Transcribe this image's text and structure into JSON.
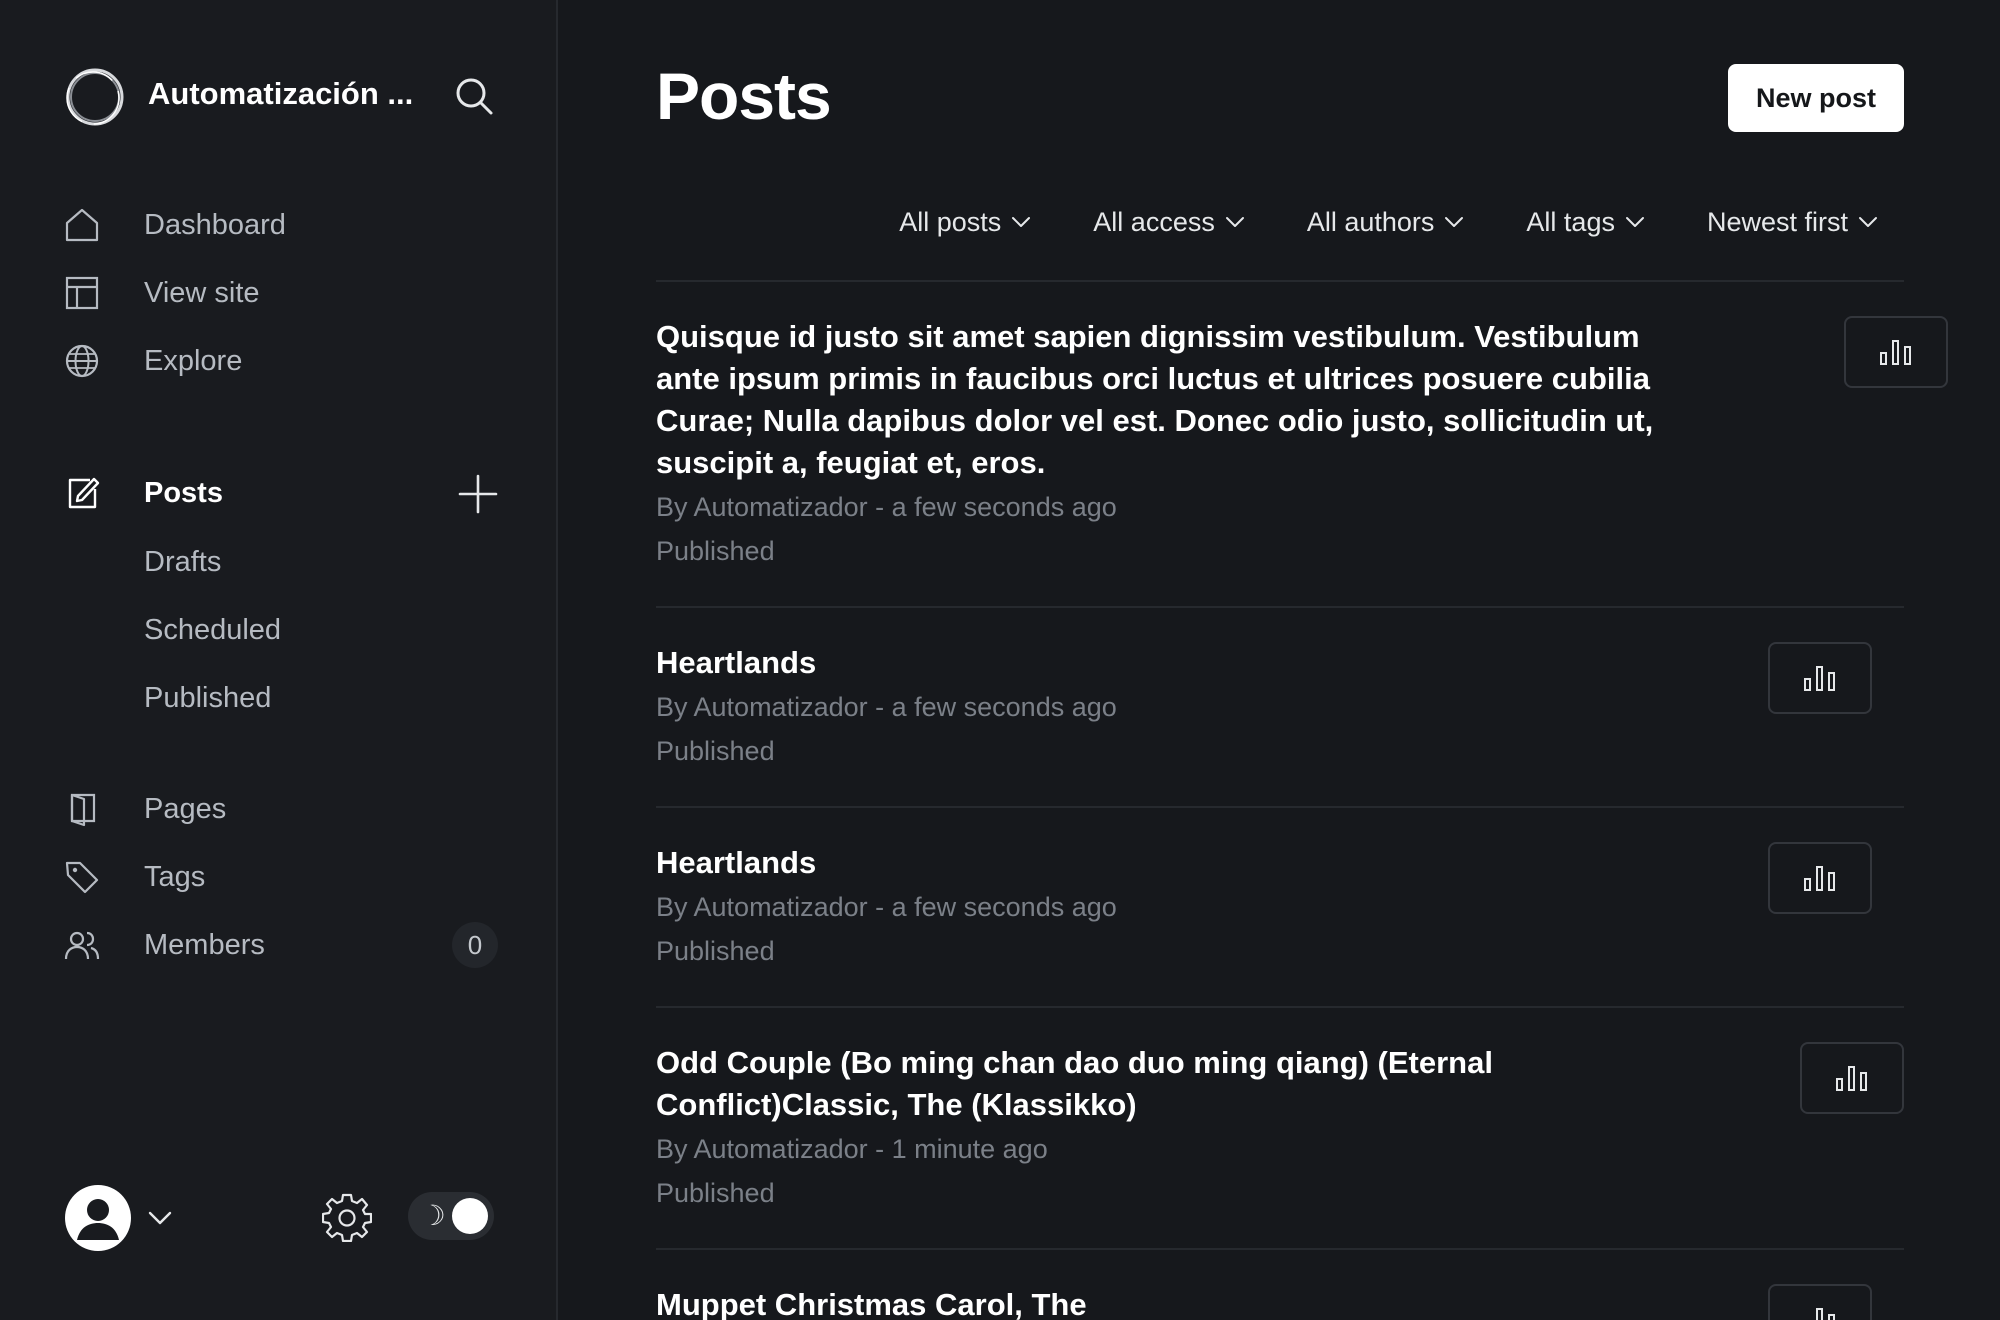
{
  "sidebar": {
    "site_name": "Automatización ...",
    "nav": [
      {
        "label": "Dashboard",
        "icon": "home-icon"
      },
      {
        "label": "View site",
        "icon": "layout-icon"
      },
      {
        "label": "Explore",
        "icon": "globe-icon"
      }
    ],
    "posts": {
      "label": "Posts",
      "icon": "edit-icon",
      "subitems": [
        "Drafts",
        "Scheduled",
        "Published"
      ]
    },
    "nav2": [
      {
        "label": "Pages",
        "icon": "page-icon"
      },
      {
        "label": "Tags",
        "icon": "tag-icon"
      },
      {
        "label": "Members",
        "icon": "members-icon",
        "count": "0"
      }
    ],
    "theme": "dark"
  },
  "header": {
    "title": "Posts",
    "new_post_label": "New post"
  },
  "filters": [
    "All posts",
    "All access",
    "All authors",
    "All tags",
    "Newest first"
  ],
  "posts": [
    {
      "title": "Quisque id justo sit amet sapien dignissim vestibulum. Vestibulum ante ipsum primis in faucibus orci luctus et ultrices posuere cubilia Curae; Nulla dapibus dolor vel est. Donec odio justo, sollicitudin ut, suscipit a, feugiat et, eros.",
      "meta": "By Automatizador - a few seconds ago",
      "status": "Published"
    },
    {
      "title": "Heartlands",
      "meta": "By Automatizador - a few seconds ago",
      "status": "Published"
    },
    {
      "title": "Heartlands",
      "meta": "By Automatizador - a few seconds ago",
      "status": "Published"
    },
    {
      "title": "Odd Couple (Bo ming chan dao duo ming qiang) (Eternal Conflict)Classic, The (Klassikko)",
      "meta": "By Automatizador - 1 minute ago",
      "status": "Published"
    },
    {
      "title": "Muppet Christmas Carol, The",
      "meta": "",
      "status": ""
    }
  ],
  "colors": {
    "background": "#16181c",
    "sidebar": "#191b1f",
    "text": "#ffffff",
    "muted": "#7b8088",
    "divider": "#26292e"
  }
}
==================================================
__WHAT YOU HAVE TO DO__. Repeat the records above exactly, leaving out any pictures they contain.

__EXERCISE SOLUTION__.
Transcribe this image's text and structure into JSON.
{
  "sidebar": {
    "site_name": "Automatización ...",
    "nav": [
      {
        "label": "Dashboard",
        "icon": "home-icon"
      },
      {
        "label": "View site",
        "icon": "layout-icon"
      },
      {
        "label": "Explore",
        "icon": "globe-icon"
      }
    ],
    "posts": {
      "label": "Posts",
      "icon": "edit-icon",
      "subitems": [
        "Drafts",
        "Scheduled",
        "Published"
      ]
    },
    "nav2": [
      {
        "label": "Pages",
        "icon": "page-icon"
      },
      {
        "label": "Tags",
        "icon": "tag-icon"
      },
      {
        "label": "Members",
        "icon": "members-icon",
        "count": "0"
      }
    ],
    "theme": "dark"
  },
  "header": {
    "title": "Posts",
    "new_post_label": "New post"
  },
  "filters": [
    "All posts",
    "All access",
    "All authors",
    "All tags",
    "Newest first"
  ],
  "posts": [
    {
      "title": "Quisque id justo sit amet sapien dignissim vestibulum. Vestibulum ante ipsum primis in faucibus orci luctus et ultrices posuere cubilia Curae; Nulla dapibus dolor vel est. Donec odio justo, sollicitudin ut, suscipit a, feugiat et, eros.",
      "meta": "By Automatizador - a few seconds ago",
      "status": "Published"
    },
    {
      "title": "Heartlands",
      "meta": "By Automatizador - a few seconds ago",
      "status": "Published"
    },
    {
      "title": "Heartlands",
      "meta": "By Automatizador - a few seconds ago",
      "status": "Published"
    },
    {
      "title": "Odd Couple (Bo ming chan dao duo ming qiang) (Eternal Conflict)Classic, The (Klassikko)",
      "meta": "By Automatizador - 1 minute ago",
      "status": "Published"
    },
    {
      "title": "Muppet Christmas Carol, The",
      "meta": "",
      "status": ""
    }
  ],
  "colors": {
    "background": "#16181c",
    "sidebar": "#191b1f",
    "text": "#ffffff",
    "muted": "#7b8088",
    "divider": "#26292e"
  }
}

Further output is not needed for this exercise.